▶ FRAGMENTO DE TEXTO
• • • • •

En mi último día de consulta antes de año nuevo, Lorena me da una lección de lo que significa un final feliz. Descomunal e inofensiva a partes iguales, esta treintañera de brazos como amarras y sombra azulada sobre el labio me dijo hace dos años que le perdonara el Centro de Día y estoy contenta de haberlo hecho. “No quiero ver enfermos, me dan miedo”. Viéndola a ella cuesta creerlo. La planta de Lorena es como la de Lennie, el personaje de Steinbeck en De ratones y hombres, un bebé gigante que estrujaba roedores cuando intentaba acariciarlos. Ella tampoco mataría ni una mosca. Me estruja a mí, pero no me mata, con unos abrazos rompehuesos que con la pandemia hemos suspendido temporalmente.
Había dejado de tener amigos a los catorce. Por entonces ya vagaba sola por el patio del colegio, había pasado de los cien kilos y se sabía condenada a la cuneta. Luego llegarían las voces. Su madre la salvó de tirarse por el balcón y la poli la bajó otro día del muro de la iglesia para meterla en una ambulancia. La adolescencia es muy dolorosa si se está fuera del molde. Ahora que ronda los cuarenta y su madre no vive ya, Lorena la ha suplido y se siente una doneta feliz a pesar de las voces. No vive su expectativa, sólo la vida que era posible, la que imaginamos juntas; nos ha llevado tiempo y paciencia verla convertida en su protagonista. A pesar de que sea la vecina la que entre a encender la lavadora que ella luego tiende, de que sus cuatro hermanos huyeran de casa y de que los niños se rían al verla pasar, ella está donde se imaginaba. El Modecate que se pincha con puntualidad le causa recelo porque el prospecto viene en polaco o esloveno, pero la enfermera gasta con ella su buena paciencia y nos basta. Ha cenado en casa de su hermana. Cordero al horno y para Navidad putxero, pero no ha pasado con los pastissets porque ya le ha dicho su médica que baje de peso. Juntarse puede porque los sobrinos pasan a diario por casa y son burbuja. Le gusta lo de la burbuja, la oigo y sé que era lo que necesitaba desde los catorce.

• • • • •

▶ REGISTROS DE DATOS
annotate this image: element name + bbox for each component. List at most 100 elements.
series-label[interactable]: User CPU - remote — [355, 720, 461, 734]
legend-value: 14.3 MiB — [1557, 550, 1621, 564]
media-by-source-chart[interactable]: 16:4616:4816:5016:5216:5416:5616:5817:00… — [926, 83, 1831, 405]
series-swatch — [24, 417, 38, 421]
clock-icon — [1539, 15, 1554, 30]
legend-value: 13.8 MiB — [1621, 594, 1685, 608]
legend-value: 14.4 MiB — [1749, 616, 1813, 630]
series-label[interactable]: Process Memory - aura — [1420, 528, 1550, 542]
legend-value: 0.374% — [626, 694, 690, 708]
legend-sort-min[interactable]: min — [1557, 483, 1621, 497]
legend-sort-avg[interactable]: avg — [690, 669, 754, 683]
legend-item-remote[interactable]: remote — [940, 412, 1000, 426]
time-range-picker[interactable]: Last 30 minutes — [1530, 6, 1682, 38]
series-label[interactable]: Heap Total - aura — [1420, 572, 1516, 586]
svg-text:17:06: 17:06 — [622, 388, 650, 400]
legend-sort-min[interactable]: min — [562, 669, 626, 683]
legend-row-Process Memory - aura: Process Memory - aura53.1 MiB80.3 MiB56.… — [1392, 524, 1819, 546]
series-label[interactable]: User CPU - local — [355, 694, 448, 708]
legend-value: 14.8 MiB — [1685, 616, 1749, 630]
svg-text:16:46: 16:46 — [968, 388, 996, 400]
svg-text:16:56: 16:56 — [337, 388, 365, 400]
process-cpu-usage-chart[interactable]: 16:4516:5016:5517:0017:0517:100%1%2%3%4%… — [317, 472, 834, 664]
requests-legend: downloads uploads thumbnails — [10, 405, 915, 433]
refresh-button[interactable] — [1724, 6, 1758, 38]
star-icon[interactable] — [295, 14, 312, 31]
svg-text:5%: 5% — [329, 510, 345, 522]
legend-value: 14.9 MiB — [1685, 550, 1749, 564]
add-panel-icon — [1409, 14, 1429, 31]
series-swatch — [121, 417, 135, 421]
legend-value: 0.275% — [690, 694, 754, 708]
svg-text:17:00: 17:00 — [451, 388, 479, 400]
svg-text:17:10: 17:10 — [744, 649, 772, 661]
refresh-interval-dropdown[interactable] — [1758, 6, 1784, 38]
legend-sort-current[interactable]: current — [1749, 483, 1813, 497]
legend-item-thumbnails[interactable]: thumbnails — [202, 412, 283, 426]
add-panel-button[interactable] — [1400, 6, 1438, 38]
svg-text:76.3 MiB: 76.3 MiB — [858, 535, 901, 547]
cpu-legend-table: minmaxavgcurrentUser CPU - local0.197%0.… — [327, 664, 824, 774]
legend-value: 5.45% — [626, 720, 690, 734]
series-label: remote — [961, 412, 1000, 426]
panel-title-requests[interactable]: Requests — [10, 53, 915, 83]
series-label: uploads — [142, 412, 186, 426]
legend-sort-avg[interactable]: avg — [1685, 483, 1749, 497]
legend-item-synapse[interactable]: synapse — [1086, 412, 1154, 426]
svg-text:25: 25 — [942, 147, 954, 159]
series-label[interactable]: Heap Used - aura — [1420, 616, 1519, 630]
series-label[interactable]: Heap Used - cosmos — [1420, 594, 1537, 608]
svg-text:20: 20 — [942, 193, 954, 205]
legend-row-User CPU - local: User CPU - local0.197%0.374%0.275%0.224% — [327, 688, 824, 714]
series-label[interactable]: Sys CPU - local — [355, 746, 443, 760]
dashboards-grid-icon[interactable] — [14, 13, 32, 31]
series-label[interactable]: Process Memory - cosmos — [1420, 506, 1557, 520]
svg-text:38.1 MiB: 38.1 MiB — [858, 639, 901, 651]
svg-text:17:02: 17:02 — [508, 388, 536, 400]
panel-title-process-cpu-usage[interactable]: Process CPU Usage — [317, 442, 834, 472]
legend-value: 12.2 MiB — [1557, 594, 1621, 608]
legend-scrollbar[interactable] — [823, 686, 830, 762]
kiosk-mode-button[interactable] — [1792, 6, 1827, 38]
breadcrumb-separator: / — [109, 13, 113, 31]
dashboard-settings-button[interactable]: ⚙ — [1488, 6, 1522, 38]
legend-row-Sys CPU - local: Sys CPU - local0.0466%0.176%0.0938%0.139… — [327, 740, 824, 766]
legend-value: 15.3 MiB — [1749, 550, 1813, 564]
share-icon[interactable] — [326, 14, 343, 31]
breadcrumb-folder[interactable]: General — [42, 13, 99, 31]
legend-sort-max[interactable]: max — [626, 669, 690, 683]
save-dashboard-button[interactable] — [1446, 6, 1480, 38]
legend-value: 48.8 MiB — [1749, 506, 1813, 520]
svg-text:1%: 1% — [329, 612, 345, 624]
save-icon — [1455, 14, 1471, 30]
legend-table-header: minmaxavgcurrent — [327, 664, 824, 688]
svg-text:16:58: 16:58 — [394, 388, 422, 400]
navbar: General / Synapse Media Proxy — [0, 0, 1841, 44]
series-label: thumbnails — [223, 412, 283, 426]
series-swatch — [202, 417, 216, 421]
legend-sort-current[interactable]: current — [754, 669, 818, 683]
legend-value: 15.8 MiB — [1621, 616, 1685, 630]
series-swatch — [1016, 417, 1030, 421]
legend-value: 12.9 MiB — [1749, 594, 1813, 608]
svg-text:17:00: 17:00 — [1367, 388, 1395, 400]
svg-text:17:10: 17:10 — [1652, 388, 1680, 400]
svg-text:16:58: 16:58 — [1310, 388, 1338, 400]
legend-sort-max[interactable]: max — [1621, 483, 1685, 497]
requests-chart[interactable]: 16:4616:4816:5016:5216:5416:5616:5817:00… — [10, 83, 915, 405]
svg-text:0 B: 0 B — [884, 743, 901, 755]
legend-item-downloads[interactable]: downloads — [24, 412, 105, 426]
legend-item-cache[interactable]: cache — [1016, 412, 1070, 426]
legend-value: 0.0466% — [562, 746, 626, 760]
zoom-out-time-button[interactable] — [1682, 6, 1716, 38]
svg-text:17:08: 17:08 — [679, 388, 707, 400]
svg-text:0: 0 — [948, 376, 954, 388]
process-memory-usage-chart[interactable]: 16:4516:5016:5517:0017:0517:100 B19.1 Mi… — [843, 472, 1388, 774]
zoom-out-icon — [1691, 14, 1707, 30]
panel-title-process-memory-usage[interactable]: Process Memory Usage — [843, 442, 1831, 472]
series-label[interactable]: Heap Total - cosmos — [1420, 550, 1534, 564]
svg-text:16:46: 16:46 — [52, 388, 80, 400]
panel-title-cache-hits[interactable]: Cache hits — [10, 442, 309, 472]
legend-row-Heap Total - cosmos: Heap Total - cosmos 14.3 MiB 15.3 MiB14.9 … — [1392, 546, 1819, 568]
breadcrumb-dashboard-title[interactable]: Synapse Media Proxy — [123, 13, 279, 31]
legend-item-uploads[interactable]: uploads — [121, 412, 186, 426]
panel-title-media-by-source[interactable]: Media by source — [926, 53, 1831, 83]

• • • • •

▶ TAREAS REQUERIDAS
1. Responde con datos del texto sobre Lorena.
(a) ¿A qué edad dejó Lorena de tener amigos?
(b) ¿Con qué personaje de Steinbeck se compara su planta, y en qué obra aparece?
(c) ¿Qué plato se menciona para Navidad?
2. Escribe una continuación del texto sobre Lorena que empiece justo después de su última oración.
Las entradas no tienen ninguna relación con el texto sobre Lorena.

▶ RESULTADOS
1.
(a) A los catorce años.
(b) Con Lennie, de De ratones y hombres.
(c) El putxero.

2.
Hace quince años, cuando todavía requería visitas en casa, me encantaba la forma que tenía de alejarnos de su campo visual; echaba un sorbo de agua para tragar las pastillas y dejaba que el culo del vaso nos deformara a sus ojos según el capricho del vidrio. Alejaba al enemigo de sí y nos enseñaba algo valioso: todo depende del cristal con el que se mira.